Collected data
— start —

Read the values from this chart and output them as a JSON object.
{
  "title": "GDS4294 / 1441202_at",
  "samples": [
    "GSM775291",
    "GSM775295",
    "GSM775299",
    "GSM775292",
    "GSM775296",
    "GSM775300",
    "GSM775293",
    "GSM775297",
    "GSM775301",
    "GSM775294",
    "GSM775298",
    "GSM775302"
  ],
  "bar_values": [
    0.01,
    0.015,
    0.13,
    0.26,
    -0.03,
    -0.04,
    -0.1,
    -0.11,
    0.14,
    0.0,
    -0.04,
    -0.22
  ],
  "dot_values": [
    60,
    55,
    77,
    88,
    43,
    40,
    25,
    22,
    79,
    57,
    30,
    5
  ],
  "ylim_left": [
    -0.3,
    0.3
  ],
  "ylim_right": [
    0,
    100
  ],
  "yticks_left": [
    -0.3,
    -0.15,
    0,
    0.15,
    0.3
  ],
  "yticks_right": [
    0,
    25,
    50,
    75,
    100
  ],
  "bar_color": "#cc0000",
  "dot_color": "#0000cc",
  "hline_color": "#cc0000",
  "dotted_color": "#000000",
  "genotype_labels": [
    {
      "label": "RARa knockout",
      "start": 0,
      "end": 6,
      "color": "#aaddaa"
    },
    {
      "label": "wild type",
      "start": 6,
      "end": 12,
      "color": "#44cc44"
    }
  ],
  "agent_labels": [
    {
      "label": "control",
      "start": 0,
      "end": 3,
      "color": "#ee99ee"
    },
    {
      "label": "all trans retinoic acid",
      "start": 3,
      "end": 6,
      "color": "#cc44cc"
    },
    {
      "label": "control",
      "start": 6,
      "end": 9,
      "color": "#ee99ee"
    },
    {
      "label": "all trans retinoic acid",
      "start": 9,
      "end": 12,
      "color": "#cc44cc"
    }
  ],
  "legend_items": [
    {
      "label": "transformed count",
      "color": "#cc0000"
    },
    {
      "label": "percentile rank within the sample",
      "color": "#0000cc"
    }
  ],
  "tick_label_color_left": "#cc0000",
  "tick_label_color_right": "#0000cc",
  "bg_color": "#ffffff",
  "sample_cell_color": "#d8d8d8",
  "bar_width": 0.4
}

— end —

Every record above needs to be repeated word for word.

FINAL RESULT =>
Read the values from this chart and output them as a JSON object.
{
  "title": "GDS4294 / 1441202_at",
  "samples": [
    "GSM775291",
    "GSM775295",
    "GSM775299",
    "GSM775292",
    "GSM775296",
    "GSM775300",
    "GSM775293",
    "GSM775297",
    "GSM775301",
    "GSM775294",
    "GSM775298",
    "GSM775302"
  ],
  "bar_values": [
    0.01,
    0.015,
    0.13,
    0.26,
    -0.03,
    -0.04,
    -0.1,
    -0.11,
    0.14,
    0.0,
    -0.04,
    -0.22
  ],
  "dot_values": [
    60,
    55,
    77,
    88,
    43,
    40,
    25,
    22,
    79,
    57,
    30,
    5
  ],
  "ylim_left": [
    -0.3,
    0.3
  ],
  "ylim_right": [
    0,
    100
  ],
  "yticks_left": [
    -0.3,
    -0.15,
    0,
    0.15,
    0.3
  ],
  "yticks_right": [
    0,
    25,
    50,
    75,
    100
  ],
  "bar_color": "#cc0000",
  "dot_color": "#0000cc",
  "hline_color": "#cc0000",
  "dotted_color": "#000000",
  "genotype_labels": [
    {
      "label": "RARa knockout",
      "start": 0,
      "end": 6,
      "color": "#aaddaa"
    },
    {
      "label": "wild type",
      "start": 6,
      "end": 12,
      "color": "#44cc44"
    }
  ],
  "agent_labels": [
    {
      "label": "control",
      "start": 0,
      "end": 3,
      "color": "#ee99ee"
    },
    {
      "label": "all trans retinoic acid",
      "start": 3,
      "end": 6,
      "color": "#cc44cc"
    },
    {
      "label": "control",
      "start": 6,
      "end": 9,
      "color": "#ee99ee"
    },
    {
      "label": "all trans retinoic acid",
      "start": 9,
      "end": 12,
      "color": "#cc44cc"
    }
  ],
  "legend_items": [
    {
      "label": "transformed count",
      "color": "#cc0000"
    },
    {
      "label": "percentile rank within the sample",
      "color": "#0000cc"
    }
  ],
  "tick_label_color_left": "#cc0000",
  "tick_label_color_right": "#0000cc",
  "bg_color": "#ffffff",
  "sample_cell_color": "#d8d8d8",
  "bar_width": 0.4
}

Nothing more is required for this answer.